DATA FOR THE TASK:

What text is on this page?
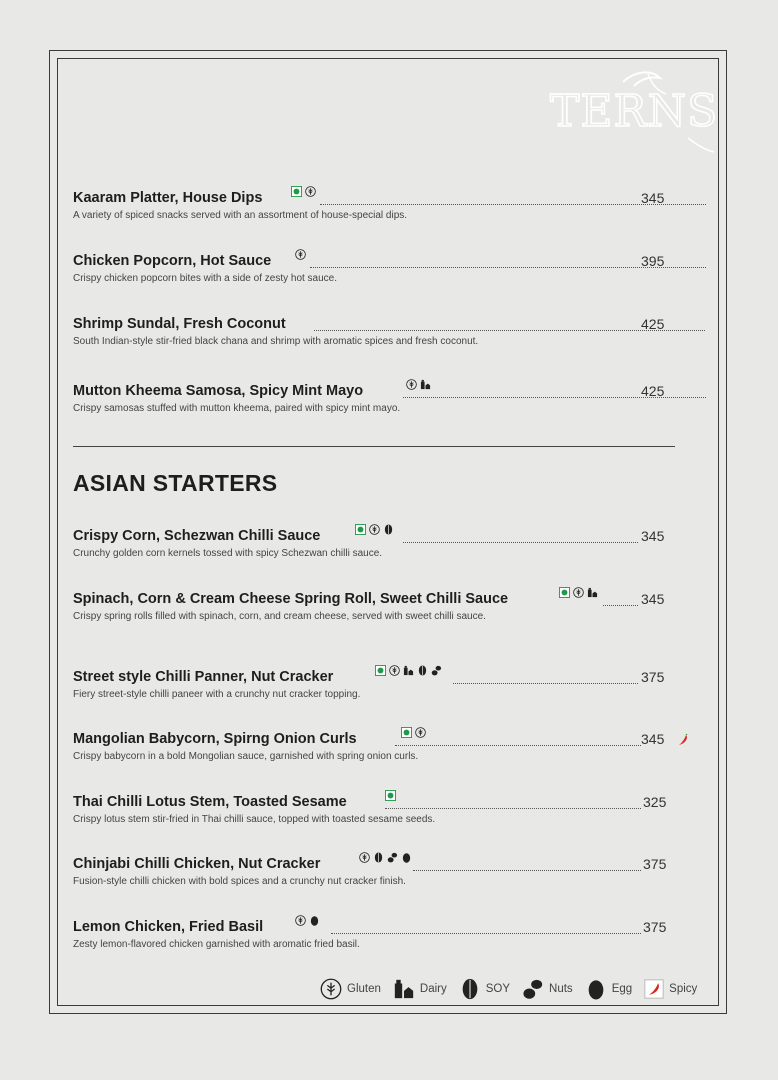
TERNS
Kaaram Platter, House Dips	345
A variety of spiced snacks served with an assortment of house-special dips.
Chicken Popcorn, Hot Sauce	395
Crispy chicken popcorn bites with a side of zesty hot sauce.
Shrimp Sundal, Fresh Coconut	425
South Indian-style stir-fried black chana and shrimp with aromatic spices and fresh coconut.
Mutton Kheema Samosa, Spicy Mint Mayo	425
Crispy samosas stuffed with mutton kheema, paired with spicy mint mayo.
ASIAN STARTERS
Crispy Corn, Schezwan Chilli Sauce	345
Crunchy golden corn kernels tossed with spicy Schezwan chilli sauce.
Spinach, Corn & Cream Cheese Spring Roll, Sweet Chilli Sauce	345
Crispy spring rolls filled with spinach, corn, and cream cheese, served with sweet chilli sauce.
Street style Chilli Panner, Nut Cracker	375
Fiery street-style chilli paneer with a crunchy nut cracker topping.
Mangolian Babycorn, Spirng Onion Curls	345
Crispy babycorn in a bold Mongolian sauce, garnished with spring onion curls.
Thai Chilli Lotus Stem, Toasted Sesame	325
Crispy lotus stem stir-fried in Thai chilli sauce, topped with toasted sesame seeds.
Chinjabi Chilli Chicken, Nut Cracker	375
Fusion-style chilli chicken with bold spices and a crunchy nut cracker finish.
Lemon Chicken, Fried Basil	375
Zesty lemon-flavored chicken garnished with aromatic fried basil.
Gluten	Dairy	SOY	Nuts	Egg	Spicy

OBJECTIVE:
Find the lines containing "style" and list every one of them.

THE COMPLETED TASK:
South Indian-style stir-fried black chana and shrimp with aromatic spices and fresh coconut.
Street style Chilli Panner, Nut Cracker	375
Fiery street-style chilli paneer with a crunchy nut cracker topping.
Fusion-style chilli chicken with bold spices and a crunchy nut cracker finish.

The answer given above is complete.